* Start Supplied material *
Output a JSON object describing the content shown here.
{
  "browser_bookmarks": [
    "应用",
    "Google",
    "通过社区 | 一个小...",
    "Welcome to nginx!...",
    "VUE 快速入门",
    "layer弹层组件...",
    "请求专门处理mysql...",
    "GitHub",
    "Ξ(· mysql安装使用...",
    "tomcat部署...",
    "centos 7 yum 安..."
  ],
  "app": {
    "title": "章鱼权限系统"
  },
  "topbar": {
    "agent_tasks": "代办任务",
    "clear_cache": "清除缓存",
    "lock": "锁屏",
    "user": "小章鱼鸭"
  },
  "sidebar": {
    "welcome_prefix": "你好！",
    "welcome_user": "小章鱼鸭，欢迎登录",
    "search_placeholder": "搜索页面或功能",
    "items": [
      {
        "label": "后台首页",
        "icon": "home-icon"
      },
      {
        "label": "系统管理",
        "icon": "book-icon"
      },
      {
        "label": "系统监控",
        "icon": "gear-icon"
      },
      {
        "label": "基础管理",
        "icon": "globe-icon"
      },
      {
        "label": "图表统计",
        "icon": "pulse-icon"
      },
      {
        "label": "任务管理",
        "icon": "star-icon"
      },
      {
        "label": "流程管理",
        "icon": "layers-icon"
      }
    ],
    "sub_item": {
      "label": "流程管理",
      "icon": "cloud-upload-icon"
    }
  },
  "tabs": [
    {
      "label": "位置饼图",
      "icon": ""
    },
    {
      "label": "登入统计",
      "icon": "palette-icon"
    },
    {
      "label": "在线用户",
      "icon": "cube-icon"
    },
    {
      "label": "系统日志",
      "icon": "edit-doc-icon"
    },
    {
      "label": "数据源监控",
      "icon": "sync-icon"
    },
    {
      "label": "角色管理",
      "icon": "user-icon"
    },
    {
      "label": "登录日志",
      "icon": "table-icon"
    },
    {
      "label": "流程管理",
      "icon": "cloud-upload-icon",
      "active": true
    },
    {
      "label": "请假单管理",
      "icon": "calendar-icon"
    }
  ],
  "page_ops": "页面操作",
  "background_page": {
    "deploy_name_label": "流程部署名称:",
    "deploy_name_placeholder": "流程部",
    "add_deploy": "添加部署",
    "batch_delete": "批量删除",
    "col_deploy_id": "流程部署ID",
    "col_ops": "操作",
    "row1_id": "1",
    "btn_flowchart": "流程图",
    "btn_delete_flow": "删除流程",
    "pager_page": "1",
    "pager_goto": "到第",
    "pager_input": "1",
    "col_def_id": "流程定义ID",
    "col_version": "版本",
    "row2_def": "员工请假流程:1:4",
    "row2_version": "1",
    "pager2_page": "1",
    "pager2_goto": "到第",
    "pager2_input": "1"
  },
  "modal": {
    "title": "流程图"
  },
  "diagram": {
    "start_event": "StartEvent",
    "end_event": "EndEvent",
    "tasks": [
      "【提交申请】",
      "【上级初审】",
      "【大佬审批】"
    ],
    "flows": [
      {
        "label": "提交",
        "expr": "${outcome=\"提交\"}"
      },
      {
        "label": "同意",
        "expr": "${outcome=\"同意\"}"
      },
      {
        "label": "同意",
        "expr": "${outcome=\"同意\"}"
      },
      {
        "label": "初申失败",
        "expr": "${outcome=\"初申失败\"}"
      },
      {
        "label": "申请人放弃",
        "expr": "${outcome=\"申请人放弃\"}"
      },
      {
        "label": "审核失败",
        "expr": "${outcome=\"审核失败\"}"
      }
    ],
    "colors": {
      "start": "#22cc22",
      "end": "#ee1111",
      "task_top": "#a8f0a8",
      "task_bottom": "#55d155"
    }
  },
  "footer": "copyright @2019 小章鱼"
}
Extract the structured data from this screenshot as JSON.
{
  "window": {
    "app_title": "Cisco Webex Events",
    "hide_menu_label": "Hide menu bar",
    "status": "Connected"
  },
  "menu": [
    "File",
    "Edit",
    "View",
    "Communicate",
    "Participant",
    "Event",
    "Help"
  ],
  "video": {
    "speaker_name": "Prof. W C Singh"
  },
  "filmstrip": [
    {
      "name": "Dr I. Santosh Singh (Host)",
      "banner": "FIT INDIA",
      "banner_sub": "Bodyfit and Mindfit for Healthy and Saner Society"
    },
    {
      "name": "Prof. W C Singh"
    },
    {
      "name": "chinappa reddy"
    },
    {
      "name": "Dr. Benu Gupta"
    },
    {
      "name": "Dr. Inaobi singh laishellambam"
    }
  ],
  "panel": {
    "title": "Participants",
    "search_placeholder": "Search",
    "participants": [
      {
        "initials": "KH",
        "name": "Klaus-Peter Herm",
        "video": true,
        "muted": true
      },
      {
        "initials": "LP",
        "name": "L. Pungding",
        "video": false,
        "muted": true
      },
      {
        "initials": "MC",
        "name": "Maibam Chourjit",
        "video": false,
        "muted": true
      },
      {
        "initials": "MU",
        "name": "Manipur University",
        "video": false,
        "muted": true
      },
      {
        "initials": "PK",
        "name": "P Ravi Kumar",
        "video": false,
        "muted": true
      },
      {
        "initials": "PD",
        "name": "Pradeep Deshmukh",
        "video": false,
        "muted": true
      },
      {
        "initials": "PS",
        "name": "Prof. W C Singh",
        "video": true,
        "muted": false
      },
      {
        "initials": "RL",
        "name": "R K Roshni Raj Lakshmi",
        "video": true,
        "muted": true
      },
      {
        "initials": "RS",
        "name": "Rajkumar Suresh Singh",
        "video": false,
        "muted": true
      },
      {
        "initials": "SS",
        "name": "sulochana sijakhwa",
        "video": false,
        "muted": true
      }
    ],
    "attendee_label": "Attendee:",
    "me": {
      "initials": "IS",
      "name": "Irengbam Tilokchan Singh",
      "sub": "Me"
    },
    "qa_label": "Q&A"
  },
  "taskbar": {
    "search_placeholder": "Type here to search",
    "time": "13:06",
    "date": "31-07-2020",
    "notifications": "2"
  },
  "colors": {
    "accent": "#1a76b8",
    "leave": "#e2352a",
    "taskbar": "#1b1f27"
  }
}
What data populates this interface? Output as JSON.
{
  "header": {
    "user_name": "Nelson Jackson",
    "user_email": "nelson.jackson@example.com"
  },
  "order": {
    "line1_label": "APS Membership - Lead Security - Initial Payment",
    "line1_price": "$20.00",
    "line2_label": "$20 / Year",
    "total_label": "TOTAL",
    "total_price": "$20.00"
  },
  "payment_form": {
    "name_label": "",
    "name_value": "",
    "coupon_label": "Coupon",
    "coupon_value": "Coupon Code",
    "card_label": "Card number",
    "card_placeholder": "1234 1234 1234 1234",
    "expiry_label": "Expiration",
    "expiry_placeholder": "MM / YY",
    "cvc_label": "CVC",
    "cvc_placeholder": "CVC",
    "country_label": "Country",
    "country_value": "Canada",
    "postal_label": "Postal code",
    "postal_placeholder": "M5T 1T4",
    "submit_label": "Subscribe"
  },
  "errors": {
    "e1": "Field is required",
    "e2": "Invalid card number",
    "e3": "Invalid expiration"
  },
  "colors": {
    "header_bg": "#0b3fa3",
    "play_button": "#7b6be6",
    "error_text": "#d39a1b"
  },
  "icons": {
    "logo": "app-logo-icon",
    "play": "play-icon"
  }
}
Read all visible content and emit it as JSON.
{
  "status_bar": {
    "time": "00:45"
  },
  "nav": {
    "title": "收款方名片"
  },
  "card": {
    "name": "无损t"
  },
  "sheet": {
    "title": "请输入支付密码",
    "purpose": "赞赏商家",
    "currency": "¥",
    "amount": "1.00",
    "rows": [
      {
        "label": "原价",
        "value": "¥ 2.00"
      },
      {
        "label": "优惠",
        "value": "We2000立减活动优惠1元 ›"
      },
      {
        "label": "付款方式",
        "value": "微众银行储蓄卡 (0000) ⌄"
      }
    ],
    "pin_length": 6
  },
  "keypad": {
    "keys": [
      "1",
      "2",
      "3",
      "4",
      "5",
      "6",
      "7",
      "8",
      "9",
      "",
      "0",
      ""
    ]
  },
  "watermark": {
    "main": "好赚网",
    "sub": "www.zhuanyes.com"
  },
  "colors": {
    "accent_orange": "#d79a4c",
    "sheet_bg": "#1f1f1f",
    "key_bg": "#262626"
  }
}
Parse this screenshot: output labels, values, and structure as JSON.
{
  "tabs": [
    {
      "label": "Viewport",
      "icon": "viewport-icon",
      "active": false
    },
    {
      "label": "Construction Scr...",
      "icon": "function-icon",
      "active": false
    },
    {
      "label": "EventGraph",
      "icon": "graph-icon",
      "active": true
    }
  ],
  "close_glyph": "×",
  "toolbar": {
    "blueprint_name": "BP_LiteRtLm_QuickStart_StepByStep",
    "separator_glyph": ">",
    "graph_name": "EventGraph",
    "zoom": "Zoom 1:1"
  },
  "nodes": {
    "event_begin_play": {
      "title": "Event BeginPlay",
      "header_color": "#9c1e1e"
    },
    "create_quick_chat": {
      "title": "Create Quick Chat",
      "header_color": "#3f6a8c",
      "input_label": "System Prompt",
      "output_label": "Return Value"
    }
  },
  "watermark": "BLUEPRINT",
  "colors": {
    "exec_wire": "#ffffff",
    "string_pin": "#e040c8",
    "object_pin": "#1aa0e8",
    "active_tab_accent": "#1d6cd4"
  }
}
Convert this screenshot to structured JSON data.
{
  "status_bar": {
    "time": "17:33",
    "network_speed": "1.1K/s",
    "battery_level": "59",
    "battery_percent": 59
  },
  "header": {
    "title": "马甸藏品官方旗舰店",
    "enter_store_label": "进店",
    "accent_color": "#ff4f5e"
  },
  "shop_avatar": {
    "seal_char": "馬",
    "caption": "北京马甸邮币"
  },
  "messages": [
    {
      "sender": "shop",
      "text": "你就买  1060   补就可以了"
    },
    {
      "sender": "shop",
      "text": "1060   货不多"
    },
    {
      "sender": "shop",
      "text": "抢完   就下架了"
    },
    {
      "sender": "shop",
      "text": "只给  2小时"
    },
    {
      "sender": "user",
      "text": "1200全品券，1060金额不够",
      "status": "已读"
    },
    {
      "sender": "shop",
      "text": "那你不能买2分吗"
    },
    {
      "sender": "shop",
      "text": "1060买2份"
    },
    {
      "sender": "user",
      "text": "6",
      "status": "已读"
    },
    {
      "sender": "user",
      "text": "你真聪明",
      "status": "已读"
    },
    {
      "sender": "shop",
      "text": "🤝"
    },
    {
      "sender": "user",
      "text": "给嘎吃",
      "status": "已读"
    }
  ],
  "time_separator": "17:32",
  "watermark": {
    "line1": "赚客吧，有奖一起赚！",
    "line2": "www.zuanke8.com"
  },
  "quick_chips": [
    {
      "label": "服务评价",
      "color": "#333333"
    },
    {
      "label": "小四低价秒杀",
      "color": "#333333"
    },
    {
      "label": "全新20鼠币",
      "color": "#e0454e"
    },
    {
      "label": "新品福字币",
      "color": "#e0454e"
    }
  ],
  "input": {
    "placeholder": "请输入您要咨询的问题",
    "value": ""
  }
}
* End Supplied material *
→ **Task goal**: State the number of lines in this listing that contain the string "data", and add nothing else.

→ **Response to the exercise**: 3